- _Data records_
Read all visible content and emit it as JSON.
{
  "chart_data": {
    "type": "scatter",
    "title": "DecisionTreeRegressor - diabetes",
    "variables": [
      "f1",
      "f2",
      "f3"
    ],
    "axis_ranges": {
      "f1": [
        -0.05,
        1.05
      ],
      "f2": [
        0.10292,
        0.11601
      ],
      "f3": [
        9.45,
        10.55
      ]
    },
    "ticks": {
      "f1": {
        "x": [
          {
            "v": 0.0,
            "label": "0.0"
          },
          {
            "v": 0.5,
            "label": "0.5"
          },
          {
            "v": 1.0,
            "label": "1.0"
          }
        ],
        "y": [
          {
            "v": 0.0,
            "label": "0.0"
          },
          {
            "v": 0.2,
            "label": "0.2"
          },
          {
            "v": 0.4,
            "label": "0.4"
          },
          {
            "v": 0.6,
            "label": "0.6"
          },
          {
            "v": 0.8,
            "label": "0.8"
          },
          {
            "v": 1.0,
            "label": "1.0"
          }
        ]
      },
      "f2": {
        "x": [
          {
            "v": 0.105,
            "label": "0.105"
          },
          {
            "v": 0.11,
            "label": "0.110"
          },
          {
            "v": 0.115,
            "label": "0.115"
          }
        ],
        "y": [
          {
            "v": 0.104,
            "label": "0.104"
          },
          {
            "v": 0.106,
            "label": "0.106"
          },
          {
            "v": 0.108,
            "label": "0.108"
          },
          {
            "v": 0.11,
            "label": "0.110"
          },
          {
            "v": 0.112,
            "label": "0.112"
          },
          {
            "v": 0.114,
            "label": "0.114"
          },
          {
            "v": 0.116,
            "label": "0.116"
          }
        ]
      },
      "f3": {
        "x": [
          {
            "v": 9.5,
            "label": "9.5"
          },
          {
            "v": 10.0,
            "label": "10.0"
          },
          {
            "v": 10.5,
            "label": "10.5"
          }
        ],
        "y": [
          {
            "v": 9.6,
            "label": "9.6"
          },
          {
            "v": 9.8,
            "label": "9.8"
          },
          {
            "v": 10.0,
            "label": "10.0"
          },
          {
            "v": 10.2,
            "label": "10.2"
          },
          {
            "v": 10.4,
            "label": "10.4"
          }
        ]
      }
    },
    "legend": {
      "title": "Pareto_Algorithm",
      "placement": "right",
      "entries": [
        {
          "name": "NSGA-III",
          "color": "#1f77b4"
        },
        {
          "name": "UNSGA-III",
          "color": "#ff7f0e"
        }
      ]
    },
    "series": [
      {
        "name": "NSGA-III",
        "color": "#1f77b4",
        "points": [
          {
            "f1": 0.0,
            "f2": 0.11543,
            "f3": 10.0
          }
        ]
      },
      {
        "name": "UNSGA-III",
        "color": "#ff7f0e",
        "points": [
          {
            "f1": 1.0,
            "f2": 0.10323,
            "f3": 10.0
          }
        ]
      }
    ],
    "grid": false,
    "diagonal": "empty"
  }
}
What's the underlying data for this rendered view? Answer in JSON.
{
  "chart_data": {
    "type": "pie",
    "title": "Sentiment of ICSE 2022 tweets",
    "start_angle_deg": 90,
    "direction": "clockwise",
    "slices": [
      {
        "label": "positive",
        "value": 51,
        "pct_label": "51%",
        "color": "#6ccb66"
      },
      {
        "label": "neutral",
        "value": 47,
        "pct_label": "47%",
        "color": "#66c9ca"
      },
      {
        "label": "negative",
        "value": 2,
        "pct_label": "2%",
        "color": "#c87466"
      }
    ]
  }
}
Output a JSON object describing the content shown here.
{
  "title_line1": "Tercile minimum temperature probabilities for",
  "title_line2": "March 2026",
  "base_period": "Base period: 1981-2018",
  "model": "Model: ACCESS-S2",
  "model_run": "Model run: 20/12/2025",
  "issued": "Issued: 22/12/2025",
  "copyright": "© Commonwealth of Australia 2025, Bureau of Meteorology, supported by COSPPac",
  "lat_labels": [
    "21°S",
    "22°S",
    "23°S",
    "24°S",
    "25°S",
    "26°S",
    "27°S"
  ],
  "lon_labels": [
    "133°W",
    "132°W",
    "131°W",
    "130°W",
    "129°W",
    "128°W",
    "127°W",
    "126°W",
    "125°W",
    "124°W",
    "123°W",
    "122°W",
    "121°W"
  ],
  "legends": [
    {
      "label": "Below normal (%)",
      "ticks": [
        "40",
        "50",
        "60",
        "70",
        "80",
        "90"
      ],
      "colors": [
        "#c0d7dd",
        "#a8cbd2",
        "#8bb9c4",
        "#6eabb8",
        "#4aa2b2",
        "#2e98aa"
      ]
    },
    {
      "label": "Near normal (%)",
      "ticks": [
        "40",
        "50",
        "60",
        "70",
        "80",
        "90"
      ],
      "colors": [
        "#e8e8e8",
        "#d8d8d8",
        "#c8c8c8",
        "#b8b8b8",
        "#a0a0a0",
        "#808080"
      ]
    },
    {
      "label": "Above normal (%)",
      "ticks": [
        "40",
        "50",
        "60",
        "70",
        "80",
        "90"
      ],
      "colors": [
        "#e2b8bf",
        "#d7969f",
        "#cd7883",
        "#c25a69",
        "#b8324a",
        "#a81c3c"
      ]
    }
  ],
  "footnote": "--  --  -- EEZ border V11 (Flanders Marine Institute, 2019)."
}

- _Task details_
Your task is to print the whole listing again exactly.

- _Expected answer_
Read all visible content and emit it as JSON.
{
  "chart_data": {
    "type": "scatter",
    "title": "DecisionTreeRegressor - diabetes",
    "variables": [
      "f1",
      "f2",
      "f3"
    ],
    "axis_ranges": {
      "f1": [
        -0.05,
        1.05
      ],
      "f2": [
        0.10292,
        0.11601
      ],
      "f3": [
        9.45,
        10.55
      ]
    },
    "ticks": {
      "f1": {
        "x": [
          {
            "v": 0.0,
            "label": "0.0"
          },
          {
            "v": 0.5,
            "label": "0.5"
          },
          {
            "v": 1.0,
            "label": "1.0"
          }
        ],
        "y": [
          {
            "v": 0.0,
            "label": "0.0"
          },
          {
            "v": 0.2,
            "label": "0.2"
          },
          {
            "v": 0.4,
            "label": "0.4"
          },
          {
            "v": 0.6,
            "label": "0.6"
          },
          {
            "v": 0.8,
            "label": "0.8"
          },
          {
            "v": 1.0,
            "label": "1.0"
          }
        ]
      },
      "f2": {
        "x": [
          {
            "v": 0.105,
            "label": "0.105"
          },
          {
            "v": 0.11,
            "label": "0.110"
          },
          {
            "v": 0.115,
            "label": "0.115"
          }
        ],
        "y": [
          {
            "v": 0.104,
            "label": "0.104"
          },
          {
            "v": 0.106,
            "label": "0.106"
          },
          {
            "v": 0.108,
            "label": "0.108"
          },
          {
            "v": 0.11,
            "label": "0.110"
          },
          {
            "v": 0.112,
            "label": "0.112"
          },
          {
            "v": 0.114,
            "label": "0.114"
          },
          {
            "v": 0.116,
            "label": "0.116"
          }
        ]
      },
      "f3": {
        "x": [
          {
            "v": 9.5,
            "label": "9.5"
          },
          {
            "v": 10.0,
            "label": "10.0"
          },
          {
            "v": 10.5,
            "label": "10.5"
          }
        ],
        "y": [
          {
            "v": 9.6,
            "label": "9.6"
          },
          {
            "v": 9.8,
            "label": "9.8"
          },
          {
            "v": 10.0,
            "label": "10.0"
          },
          {
            "v": 10.2,
            "label": "10.2"
          },
          {
            "v": 10.4,
            "label": "10.4"
          }
        ]
      }
    },
    "legend": {
      "title": "Pareto_Algorithm",
      "placement": "right",
      "entries": [
        {
          "name": "NSGA-III",
          "color": "#1f77b4"
        },
        {
          "name": "UNSGA-III",
          "color": "#ff7f0e"
        }
      ]
    },
    "series": [
      {
        "name": "NSGA-III",
        "color": "#1f77b4",
        "points": [
          {
            "f1": 0.0,
            "f2": 0.11543,
            "f3": 10.0
          }
        ]
      },
      {
        "name": "UNSGA-III",
        "color": "#ff7f0e",
        "points": [
          {
            "f1": 1.0,
            "f2": 0.10323,
            "f3": 10.0
          }
        ]
      }
    ],
    "grid": false,
    "diagonal": "empty"
  }
}
What's the underlying data for this rendered view? Answer in JSON.
{
  "chart_data": {
    "type": "pie",
    "title": "Sentiment of ICSE 2022 tweets",
    "start_angle_deg": 90,
    "direction": "clockwise",
    "slices": [
      {
        "label": "positive",
        "value": 51,
        "pct_label": "51%",
        "color": "#6ccb66"
      },
      {
        "label": "neutral",
        "value": 47,
        "pct_label": "47%",
        "color": "#66c9ca"
      },
      {
        "label": "negative",
        "value": 2,
        "pct_label": "2%",
        "color": "#c87466"
      }
    ]
  }
}
Output a JSON object describing the content shown here.
{
  "title_line1": "Tercile minimum temperature probabilities for",
  "title_line2": "March 2026",
  "base_period": "Base period: 1981-2018",
  "model": "Model: ACCESS-S2",
  "model_run": "Model run: 20/12/2025",
  "issued": "Issued: 22/12/2025",
  "copyright": "© Commonwealth of Australia 2025, Bureau of Meteorology, supported by COSPPac",
  "lat_labels": [
    "21°S",
    "22°S",
    "23°S",
    "24°S",
    "25°S",
    "26°S",
    "27°S"
  ],
  "lon_labels": [
    "133°W",
    "132°W",
    "131°W",
    "130°W",
    "129°W",
    "128°W",
    "127°W",
    "126°W",
    "125°W",
    "124°W",
    "123°W",
    "122°W",
    "121°W"
  ],
  "legends": [
    {
      "label": "Below normal (%)",
      "ticks": [
        "40",
        "50",
        "60",
        "70",
        "80",
        "90"
      ],
      "colors": [
        "#c0d7dd",
        "#a8cbd2",
        "#8bb9c4",
        "#6eabb8",
        "#4aa2b2",
        "#2e98aa"
      ]
    },
    {
      "label": "Near normal (%)",
      "ticks": [
        "40",
        "50",
        "60",
        "70",
        "80",
        "90"
      ],
      "colors": [
        "#e8e8e8",
        "#d8d8d8",
        "#c8c8c8",
        "#b8b8b8",
        "#a0a0a0",
        "#808080"
      ]
    },
    {
      "label": "Above normal (%)",
      "ticks": [
        "40",
        "50",
        "60",
        "70",
        "80",
        "90"
      ],
      "colors": [
        "#e2b8bf",
        "#d7969f",
        "#cd7883",
        "#c25a69",
        "#b8324a",
        "#a81c3c"
      ]
    }
  ],
  "footnote": "--  --  -- EEZ border V11 (Flanders Marine Institute, 2019)."
}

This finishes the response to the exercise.